# DATA SECTION
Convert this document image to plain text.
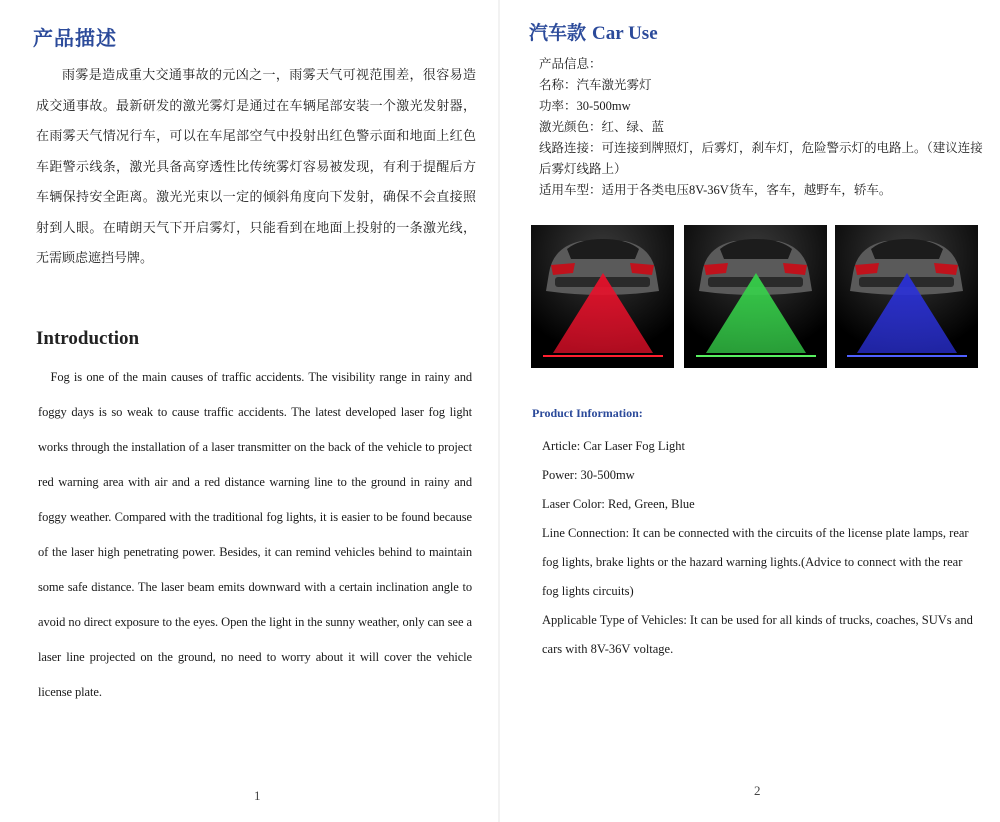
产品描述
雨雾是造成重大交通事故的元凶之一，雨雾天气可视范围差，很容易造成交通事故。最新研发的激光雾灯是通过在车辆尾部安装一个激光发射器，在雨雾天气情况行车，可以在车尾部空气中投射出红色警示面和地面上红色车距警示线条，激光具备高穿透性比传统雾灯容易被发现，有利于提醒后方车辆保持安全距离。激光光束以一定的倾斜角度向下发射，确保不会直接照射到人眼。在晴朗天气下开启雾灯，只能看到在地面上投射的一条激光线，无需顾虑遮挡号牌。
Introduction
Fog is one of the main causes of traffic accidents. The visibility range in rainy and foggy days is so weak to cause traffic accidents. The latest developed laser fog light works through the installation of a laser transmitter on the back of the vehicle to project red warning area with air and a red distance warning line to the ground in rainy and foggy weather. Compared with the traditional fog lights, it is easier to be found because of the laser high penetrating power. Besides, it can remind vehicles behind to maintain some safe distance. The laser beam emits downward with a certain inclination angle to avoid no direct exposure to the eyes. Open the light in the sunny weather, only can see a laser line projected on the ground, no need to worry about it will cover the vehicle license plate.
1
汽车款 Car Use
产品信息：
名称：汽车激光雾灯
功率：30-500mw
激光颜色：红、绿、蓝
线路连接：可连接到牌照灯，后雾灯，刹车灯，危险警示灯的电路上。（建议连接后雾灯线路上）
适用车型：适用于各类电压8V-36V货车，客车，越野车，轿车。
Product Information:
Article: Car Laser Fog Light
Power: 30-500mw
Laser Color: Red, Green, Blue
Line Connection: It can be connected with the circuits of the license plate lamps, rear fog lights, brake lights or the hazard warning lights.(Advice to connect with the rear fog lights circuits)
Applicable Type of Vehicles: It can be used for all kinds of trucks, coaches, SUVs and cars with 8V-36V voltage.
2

---

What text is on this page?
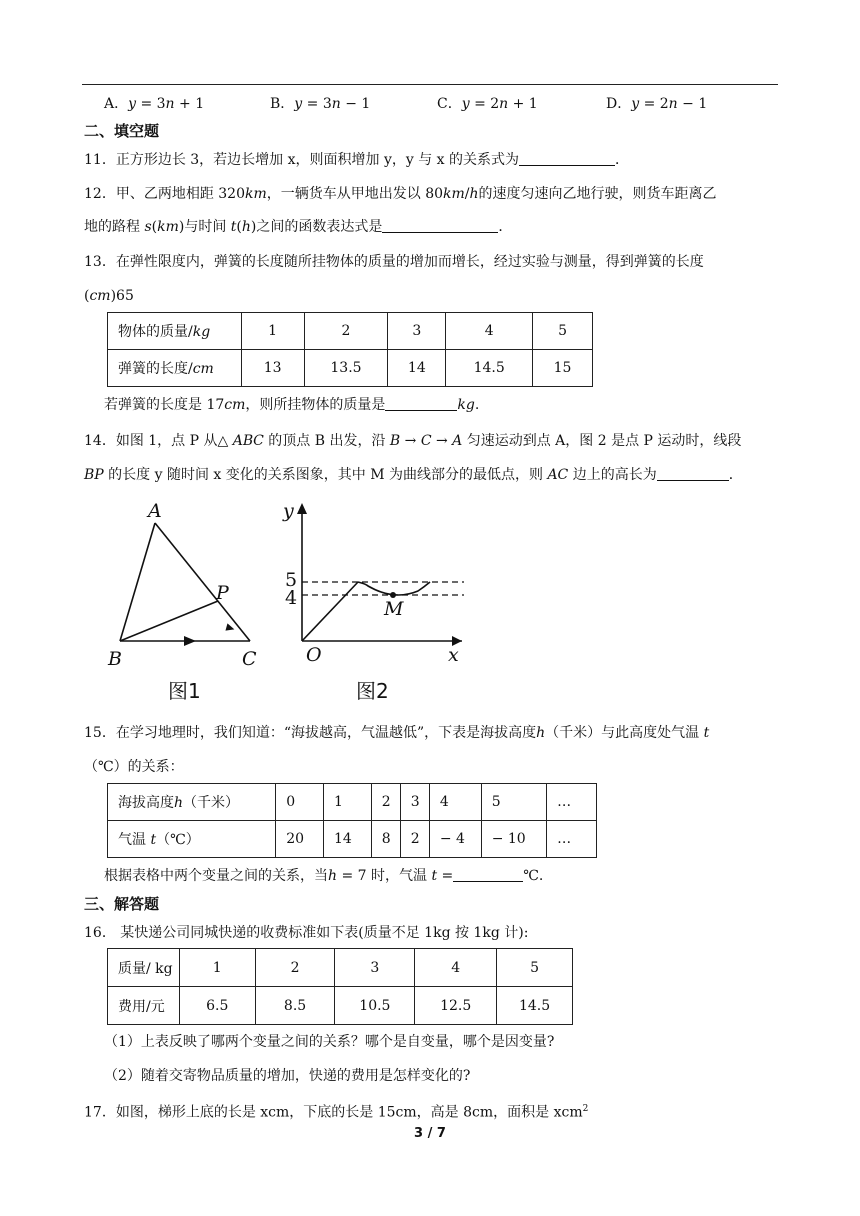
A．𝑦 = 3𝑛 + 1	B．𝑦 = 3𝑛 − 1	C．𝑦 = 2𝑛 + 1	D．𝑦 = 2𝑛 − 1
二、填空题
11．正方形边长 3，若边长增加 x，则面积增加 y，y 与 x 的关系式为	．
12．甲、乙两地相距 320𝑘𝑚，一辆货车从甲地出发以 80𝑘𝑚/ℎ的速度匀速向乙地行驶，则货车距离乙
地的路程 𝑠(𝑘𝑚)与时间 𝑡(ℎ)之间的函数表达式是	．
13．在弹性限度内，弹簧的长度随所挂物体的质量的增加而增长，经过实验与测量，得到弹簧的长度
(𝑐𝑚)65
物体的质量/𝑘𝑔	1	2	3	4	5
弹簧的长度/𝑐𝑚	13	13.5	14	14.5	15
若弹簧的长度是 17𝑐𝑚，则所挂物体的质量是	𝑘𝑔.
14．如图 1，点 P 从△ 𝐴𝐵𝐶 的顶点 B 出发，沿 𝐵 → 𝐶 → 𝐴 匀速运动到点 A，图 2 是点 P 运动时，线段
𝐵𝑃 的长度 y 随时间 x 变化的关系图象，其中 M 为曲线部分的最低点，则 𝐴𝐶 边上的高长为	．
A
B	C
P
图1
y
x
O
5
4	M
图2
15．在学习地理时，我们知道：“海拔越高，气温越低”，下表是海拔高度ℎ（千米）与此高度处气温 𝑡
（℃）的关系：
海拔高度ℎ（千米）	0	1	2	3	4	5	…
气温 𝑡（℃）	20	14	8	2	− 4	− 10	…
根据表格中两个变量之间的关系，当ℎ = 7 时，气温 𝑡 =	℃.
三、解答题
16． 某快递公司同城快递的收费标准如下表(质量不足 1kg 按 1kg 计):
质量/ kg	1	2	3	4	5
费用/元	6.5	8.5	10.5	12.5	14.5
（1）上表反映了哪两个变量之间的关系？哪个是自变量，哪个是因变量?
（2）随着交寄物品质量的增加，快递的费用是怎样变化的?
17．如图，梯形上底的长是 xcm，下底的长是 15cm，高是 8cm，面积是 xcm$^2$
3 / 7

# DIRECTIVE
Search the preceding listing for the word "text" and pull out every line that holds it.

# WRITTEN RESPONSE
Convert this document image to plain text.
What text is on this page?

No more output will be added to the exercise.